▶ TASK TO COMPLETE
Pictures within the data are to be left out; everything else must be reproduced exactly.

▶ RECORDS FOR THE TASK
>>>>

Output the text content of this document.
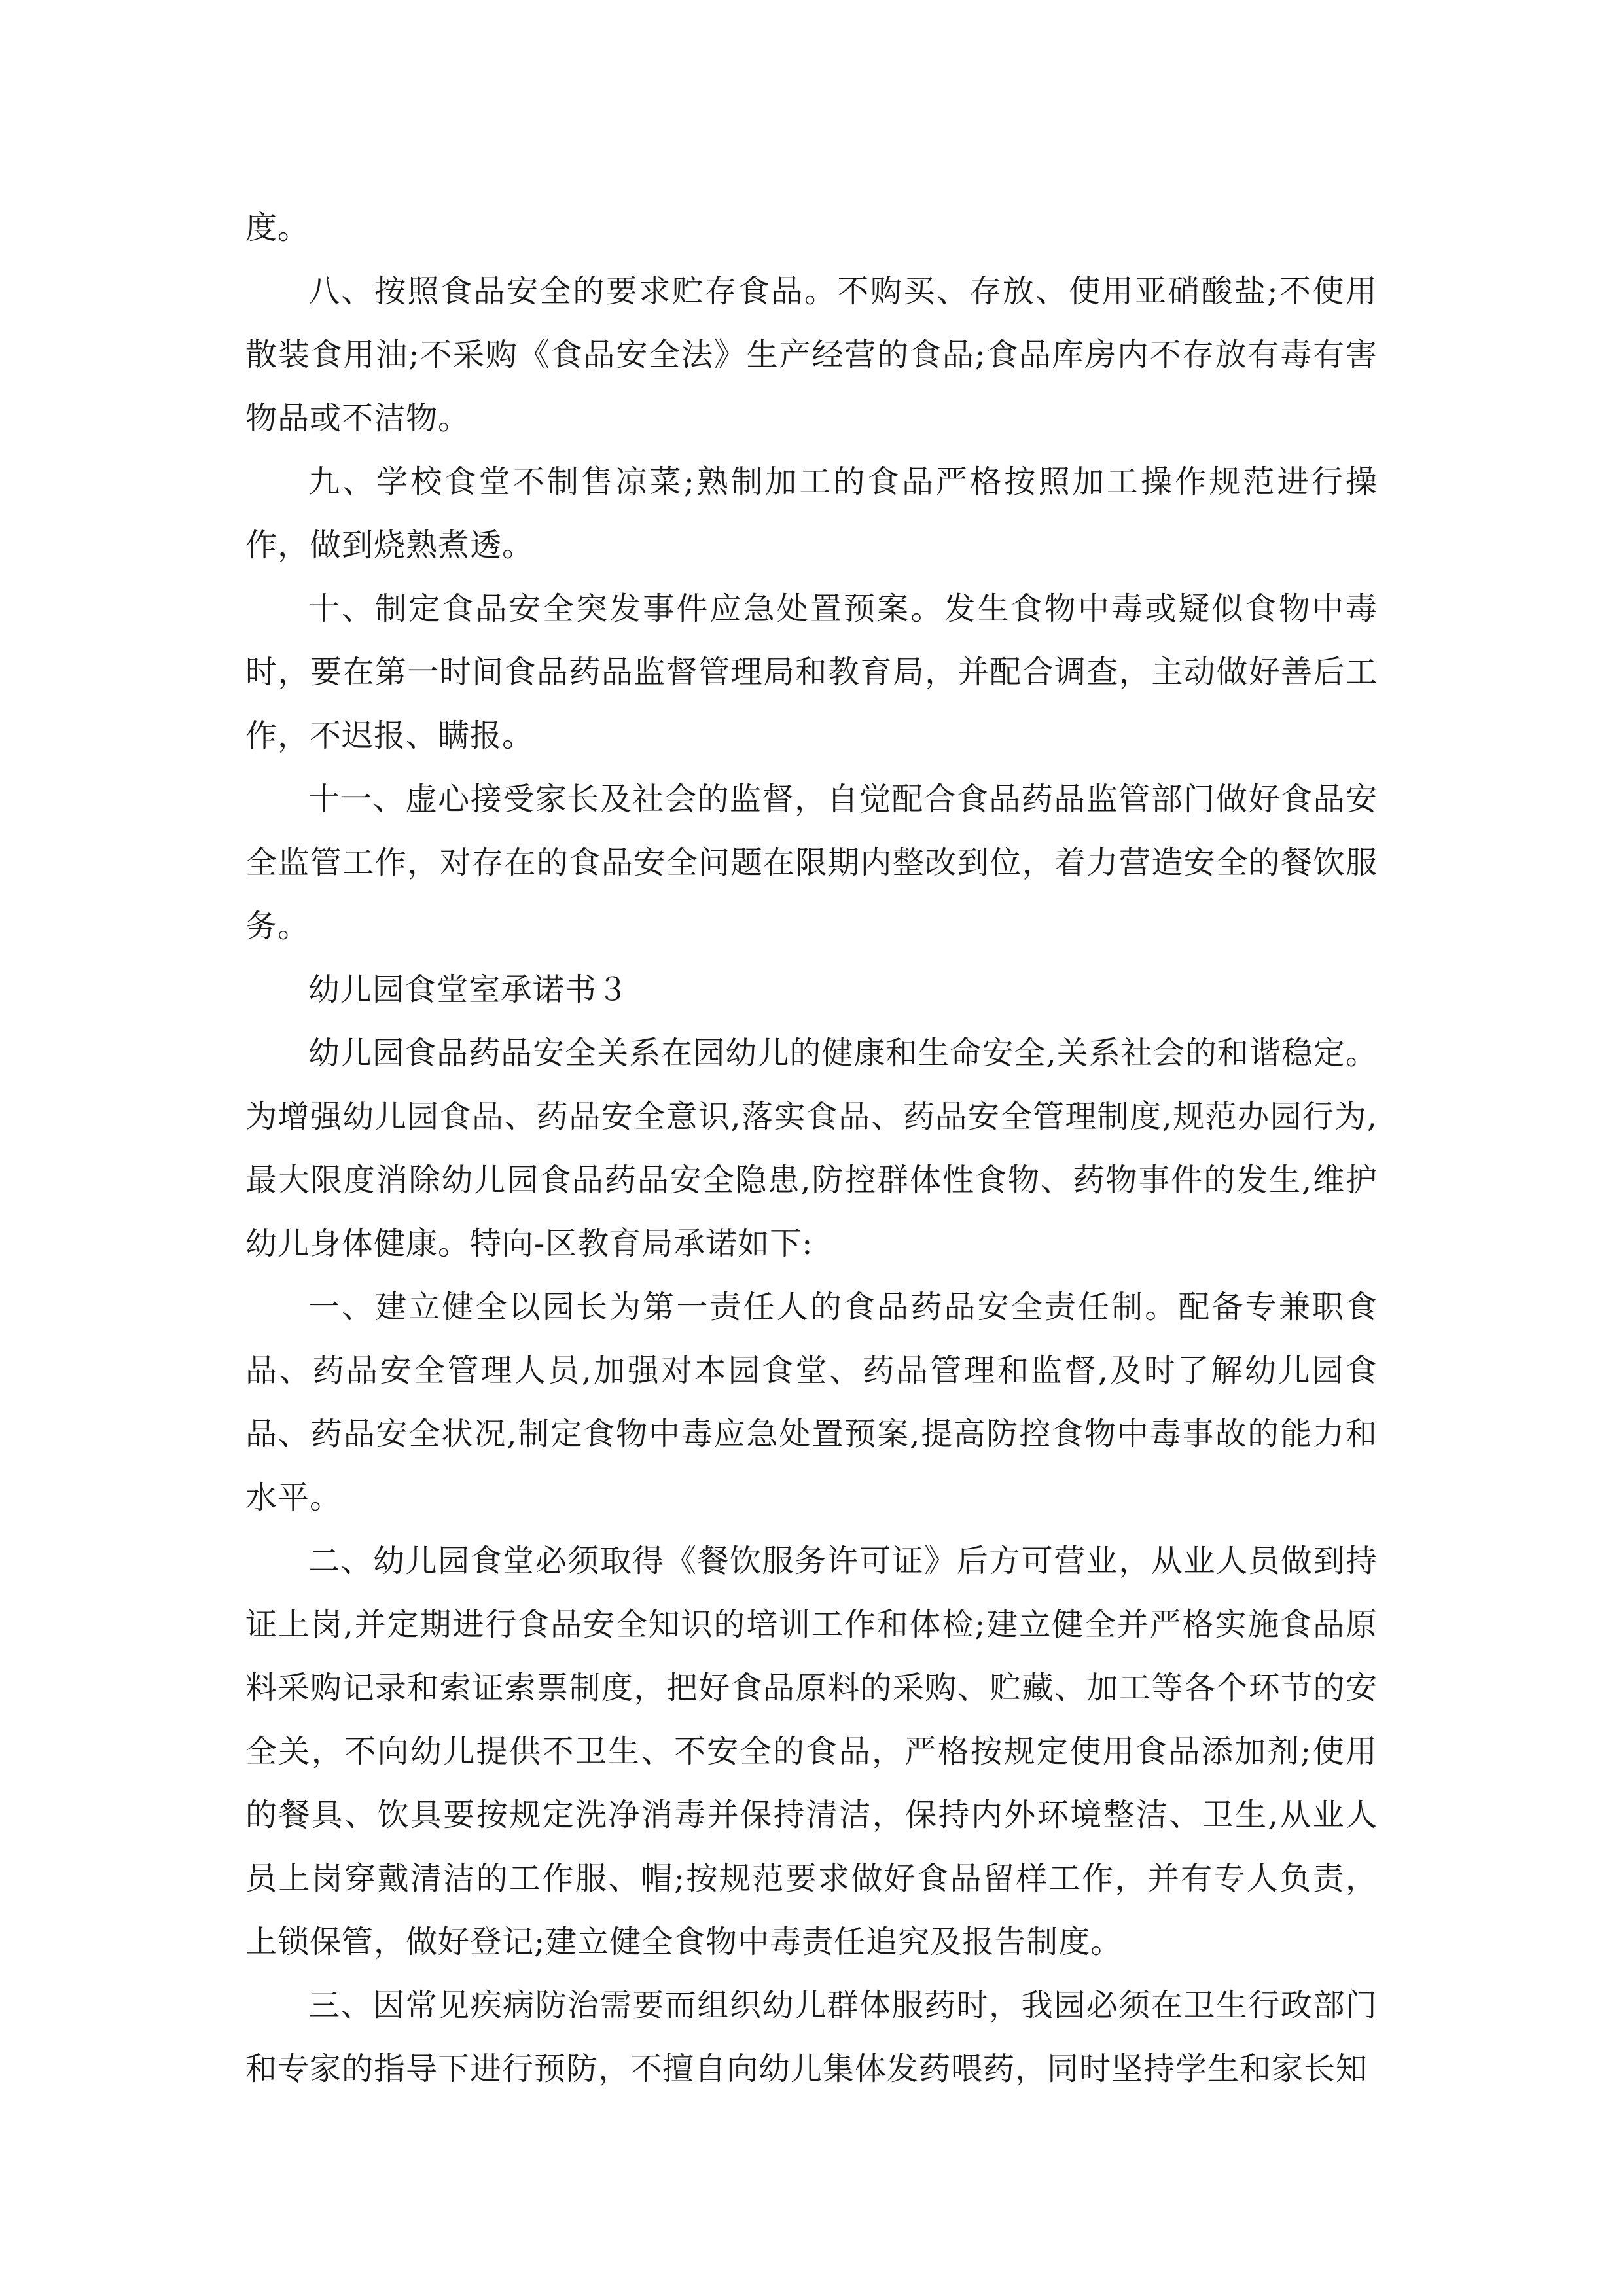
度。

八、按照食品安全的要求贮存食品。不购买、存放、使用亚硝酸盐;不使用散装食用油;不采购《食品安全法》生产经营的食品;食品库房内不存放有毒有害物品或不洁物。

九、学校食堂不制售凉菜;熟制加工的食品严格按照加工操作规范进行操作，做到烧熟煮透。

十、制定食品安全突发事件应急处置预案。发生食物中毒或疑似食物中毒时，要在第一时间食品药品监督管理局和教育局，并配合调查，主动做好善后工作，不迟报、瞒报。

十一、虚心接受家长及社会的监督，自觉配合食品药品监管部门做好食品安全监管工作，对存在的食品安全问题在限期内整改到位，着力营造安全的餐饮服务。

幼儿园食堂室承诺书３

幼儿园食品药品安全关系在园幼儿的健康和生命安全,关系社会的和谐稳定。为增强幼儿园食品、药品安全意识,落实食品、药品安全管理制度,规范办园行为,最大限度消除幼儿园食品药品安全隐患,防控群体性食物、药物事件的发生,维护幼儿身体健康。特向-区教育局承诺如下:

一、建立健全以园长为第一责任人的食品药品安全责任制。配备专兼职食品、药品安全管理人员,加强对本园食堂、药品管理和监督,及时了解幼儿园食品、药品安全状况,制定食物中毒应急处置预案,提高防控食物中毒事故的能力和水平。

二、幼儿园食堂必须取得《餐饮服务许可证》后方可营业，从业人员做到持证上岗,并定期进行食品安全知识的培训工作和体检;建立健全并严格实施食品原料采购记录和索证索票制度，把好食品原料的采购、贮藏、加工等各个环节的安全关，不向幼儿提供不卫生、不安全的食品，严格按规定使用食品添加剂;使用的餐具、饮具要按规定洗净消毒并保持清洁，保持内外环境整洁、卫生,从业人员上岗穿戴清洁的工作服、帽;按规范要求做好食品留样工作，并有专人负责，上锁保管，做好登记;建立健全食物中毒责任追究及报告制度。

三、因常见疾病防治需要而组织幼儿群体服药时，我园必须在卫生行政部门和专家的指导下进行预防，不擅自向幼儿集体发药喂药，同时坚持学生和家长知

<<<<

▶ THE COMPLETED TASK
Output the text content of this document.
度。

八、按照食品安全的要求贮存食品。不购买、存放、使用亚硝酸盐;不使用散装食用油;不采购《食品安全法》生产经营的食品;食品库房内不存放有毒有害物品或不洁物。

九、学校食堂不制售凉菜;熟制加工的食品严格按照加工操作规范进行操作，做到烧熟煮透。

十、制定食品安全突发事件应急处置预案。发生食物中毒或疑似食物中毒时，要在第一时间食品药品监督管理局和教育局，并配合调查，主动做好善后工作，不迟报、瞒报。

十一、虚心接受家长及社会的监督，自觉配合食品药品监管部门做好食品安全监管工作，对存在的食品安全问题在限期内整改到位，着力营造安全的餐饮服务。

幼儿园食堂室承诺书３

幼儿园食品药品安全关系在园幼儿的健康和生命安全,关系社会的和谐稳定。为增强幼儿园食品、药品安全意识,落实食品、药品安全管理制度,规范办园行为,最大限度消除幼儿园食品药品安全隐患,防控群体性食物、药物事件的发生,维护幼儿身体健康。特向-区教育局承诺如下:

一、建立健全以园长为第一责任人的食品药品安全责任制。配备专兼职食品、药品安全管理人员,加强对本园食堂、药品管理和监督,及时了解幼儿园食品、药品安全状况,制定食物中毒应急处置预案,提高防控食物中毒事故的能力和水平。

二、幼儿园食堂必须取得《餐饮服务许可证》后方可营业，从业人员做到持证上岗,并定期进行食品安全知识的培训工作和体检;建立健全并严格实施食品原料采购记录和索证索票制度，把好食品原料的采购、贮藏、加工等各个环节的安全关，不向幼儿提供不卫生、不安全的食品，严格按规定使用食品添加剂;使用的餐具、饮具要按规定洗净消毒并保持清洁，保持内外环境整洁、卫生,从业人员上岗穿戴清洁的工作服、帽;按规范要求做好食品留样工作，并有专人负责，上锁保管，做好登记;建立健全食物中毒责任追究及报告制度。

三、因常见疾病防治需要而组织幼儿群体服药时，我园必须在卫生行政部门和专家的指导下进行预防，不擅自向幼儿集体发药喂药，同时坚持学生和家长知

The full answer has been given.